Exercise description: Repeat each record below exactly as given.

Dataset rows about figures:
+--
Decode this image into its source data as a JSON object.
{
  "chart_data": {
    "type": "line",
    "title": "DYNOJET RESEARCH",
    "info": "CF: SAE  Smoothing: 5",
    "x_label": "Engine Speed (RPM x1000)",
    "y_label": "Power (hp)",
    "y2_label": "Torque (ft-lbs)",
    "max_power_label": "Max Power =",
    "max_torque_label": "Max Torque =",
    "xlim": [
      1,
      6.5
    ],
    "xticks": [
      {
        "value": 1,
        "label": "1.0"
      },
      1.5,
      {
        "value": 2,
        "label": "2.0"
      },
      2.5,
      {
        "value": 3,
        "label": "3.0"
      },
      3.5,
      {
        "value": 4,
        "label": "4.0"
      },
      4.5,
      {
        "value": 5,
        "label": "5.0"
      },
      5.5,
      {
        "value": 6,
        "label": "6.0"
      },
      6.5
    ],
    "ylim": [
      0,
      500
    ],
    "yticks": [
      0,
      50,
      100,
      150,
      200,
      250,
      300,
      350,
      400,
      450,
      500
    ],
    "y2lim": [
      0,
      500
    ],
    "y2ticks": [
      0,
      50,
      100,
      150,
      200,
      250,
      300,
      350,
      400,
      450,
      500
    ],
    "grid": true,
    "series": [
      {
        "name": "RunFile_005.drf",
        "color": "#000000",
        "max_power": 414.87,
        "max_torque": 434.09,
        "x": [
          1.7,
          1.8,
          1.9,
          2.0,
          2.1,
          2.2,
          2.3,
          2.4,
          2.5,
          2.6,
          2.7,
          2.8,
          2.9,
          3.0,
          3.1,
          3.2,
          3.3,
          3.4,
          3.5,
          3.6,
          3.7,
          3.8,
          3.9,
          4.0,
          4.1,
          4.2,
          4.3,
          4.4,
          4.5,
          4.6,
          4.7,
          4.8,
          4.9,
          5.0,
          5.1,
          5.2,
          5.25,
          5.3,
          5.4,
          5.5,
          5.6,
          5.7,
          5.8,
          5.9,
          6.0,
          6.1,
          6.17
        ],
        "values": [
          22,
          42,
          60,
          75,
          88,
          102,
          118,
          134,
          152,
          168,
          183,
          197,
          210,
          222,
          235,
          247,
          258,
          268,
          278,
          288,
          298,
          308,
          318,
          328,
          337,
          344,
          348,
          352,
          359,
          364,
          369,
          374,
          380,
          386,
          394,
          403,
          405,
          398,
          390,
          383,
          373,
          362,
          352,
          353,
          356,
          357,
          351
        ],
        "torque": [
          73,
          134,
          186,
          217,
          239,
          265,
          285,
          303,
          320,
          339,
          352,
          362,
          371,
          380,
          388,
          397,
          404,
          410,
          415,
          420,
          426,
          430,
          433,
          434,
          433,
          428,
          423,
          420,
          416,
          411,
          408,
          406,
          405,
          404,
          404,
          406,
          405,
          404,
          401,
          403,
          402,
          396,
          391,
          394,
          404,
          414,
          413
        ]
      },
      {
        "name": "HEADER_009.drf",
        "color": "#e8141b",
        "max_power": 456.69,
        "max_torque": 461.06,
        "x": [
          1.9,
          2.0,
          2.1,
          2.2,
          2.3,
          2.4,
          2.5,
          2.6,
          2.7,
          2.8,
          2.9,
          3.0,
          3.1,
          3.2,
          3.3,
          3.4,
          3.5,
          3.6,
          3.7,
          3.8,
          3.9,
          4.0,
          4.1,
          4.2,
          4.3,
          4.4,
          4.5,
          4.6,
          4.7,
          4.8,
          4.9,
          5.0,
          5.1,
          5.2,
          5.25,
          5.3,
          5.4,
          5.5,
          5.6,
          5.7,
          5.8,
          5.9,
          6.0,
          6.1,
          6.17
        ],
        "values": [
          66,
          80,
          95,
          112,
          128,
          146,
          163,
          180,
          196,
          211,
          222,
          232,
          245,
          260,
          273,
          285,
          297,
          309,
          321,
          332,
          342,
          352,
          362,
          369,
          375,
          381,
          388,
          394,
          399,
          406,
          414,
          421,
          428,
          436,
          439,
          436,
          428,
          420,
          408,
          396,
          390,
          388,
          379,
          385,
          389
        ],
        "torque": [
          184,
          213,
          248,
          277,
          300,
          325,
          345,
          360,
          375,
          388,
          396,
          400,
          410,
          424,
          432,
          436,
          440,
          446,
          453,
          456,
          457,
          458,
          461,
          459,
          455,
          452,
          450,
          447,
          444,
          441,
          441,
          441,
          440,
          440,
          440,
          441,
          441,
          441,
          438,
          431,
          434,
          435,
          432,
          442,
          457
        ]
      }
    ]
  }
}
+--
Exercise result:
Decode this image into its source data as a JSON object.
{
  "chart_data": {
    "type": "line",
    "title": "DYNOJET RESEARCH",
    "info": "CF: SAE  Smoothing: 5",
    "x_label": "Engine Speed (RPM x1000)",
    "y_label": "Power (hp)",
    "y2_label": "Torque (ft-lbs)",
    "max_power_label": "Max Power =",
    "max_torque_label": "Max Torque =",
    "xlim": [
      1,
      6.5
    ],
    "xticks": [
      {
        "value": 1,
        "label": "1.0"
      },
      1.5,
      {
        "value": 2,
        "label": "2.0"
      },
      2.5,
      {
        "value": 3,
        "label": "3.0"
      },
      3.5,
      {
        "value": 4,
        "label": "4.0"
      },
      4.5,
      {
        "value": 5,
        "label": "5.0"
      },
      5.5,
      {
        "value": 6,
        "label": "6.0"
      },
      6.5
    ],
    "ylim": [
      0,
      500
    ],
    "yticks": [
      0,
      50,
      100,
      150,
      200,
      250,
      300,
      350,
      400,
      450,
      500
    ],
    "y2lim": [
      0,
      500
    ],
    "y2ticks": [
      0,
      50,
      100,
      150,
      200,
      250,
      300,
      350,
      400,
      450,
      500
    ],
    "grid": true,
    "series": [
      {
        "name": "RunFile_005.drf",
        "color": "#000000",
        "max_power": 414.87,
        "max_torque": 434.09,
        "x": [
          1.7,
          1.8,
          1.9,
          2.0,
          2.1,
          2.2,
          2.3,
          2.4,
          2.5,
          2.6,
          2.7,
          2.8,
          2.9,
          3.0,
          3.1,
          3.2,
          3.3,
          3.4,
          3.5,
          3.6,
          3.7,
          3.8,
          3.9,
          4.0,
          4.1,
          4.2,
          4.3,
          4.4,
          4.5,
          4.6,
          4.7,
          4.8,
          4.9,
          5.0,
          5.1,
          5.2,
          5.25,
          5.3,
          5.4,
          5.5,
          5.6,
          5.7,
          5.8,
          5.9,
          6.0,
          6.1,
          6.17
        ],
        "values": [
          22,
          42,
          60,
          75,
          88,
          102,
          118,
          134,
          152,
          168,
          183,
          197,
          210,
          222,
          235,
          247,
          258,
          268,
          278,
          288,
          298,
          308,
          318,
          328,
          337,
          344,
          348,
          352,
          359,
          364,
          369,
          374,
          380,
          386,
          394,
          403,
          405,
          398,
          390,
          383,
          373,
          362,
          352,
          353,
          356,
          357,
          351
        ],
        "torque": [
          73,
          134,
          186,
          217,
          239,
          265,
          285,
          303,
          320,
          339,
          352,
          362,
          371,
          380,
          388,
          397,
          404,
          410,
          415,
          420,
          426,
          430,
          433,
          434,
          433,
          428,
          423,
          420,
          416,
          411,
          408,
          406,
          405,
          404,
          404,
          406,
          405,
          404,
          401,
          403,
          402,
          396,
          391,
          394,
          404,
          414,
          413
        ]
      },
      {
        "name": "HEADER_009.drf",
        "color": "#e8141b",
        "max_power": 456.69,
        "max_torque": 461.06,
        "x": [
          1.9,
          2.0,
          2.1,
          2.2,
          2.3,
          2.4,
          2.5,
          2.6,
          2.7,
          2.8,
          2.9,
          3.0,
          3.1,
          3.2,
          3.3,
          3.4,
          3.5,
          3.6,
          3.7,
          3.8,
          3.9,
          4.0,
          4.1,
          4.2,
          4.3,
          4.4,
          4.5,
          4.6,
          4.7,
          4.8,
          4.9,
          5.0,
          5.1,
          5.2,
          5.25,
          5.3,
          5.4,
          5.5,
          5.6,
          5.7,
          5.8,
          5.9,
          6.0,
          6.1,
          6.17
        ],
        "values": [
          66,
          80,
          95,
          112,
          128,
          146,
          163,
          180,
          196,
          211,
          222,
          232,
          245,
          260,
          273,
          285,
          297,
          309,
          321,
          332,
          342,
          352,
          362,
          369,
          375,
          381,
          388,
          394,
          399,
          406,
          414,
          421,
          428,
          436,
          439,
          436,
          428,
          420,
          408,
          396,
          390,
          388,
          379,
          385,
          389
        ],
        "torque": [
          184,
          213,
          248,
          277,
          300,
          325,
          345,
          360,
          375,
          388,
          396,
          400,
          410,
          424,
          432,
          436,
          440,
          446,
          453,
          456,
          457,
          458,
          461,
          459,
          455,
          452,
          450,
          447,
          444,
          441,
          441,
          441,
          440,
          440,
          440,
          441,
          441,
          441,
          438,
          431,
          434,
          435,
          432,
          442,
          457
        ]
      }
    ]
  }
}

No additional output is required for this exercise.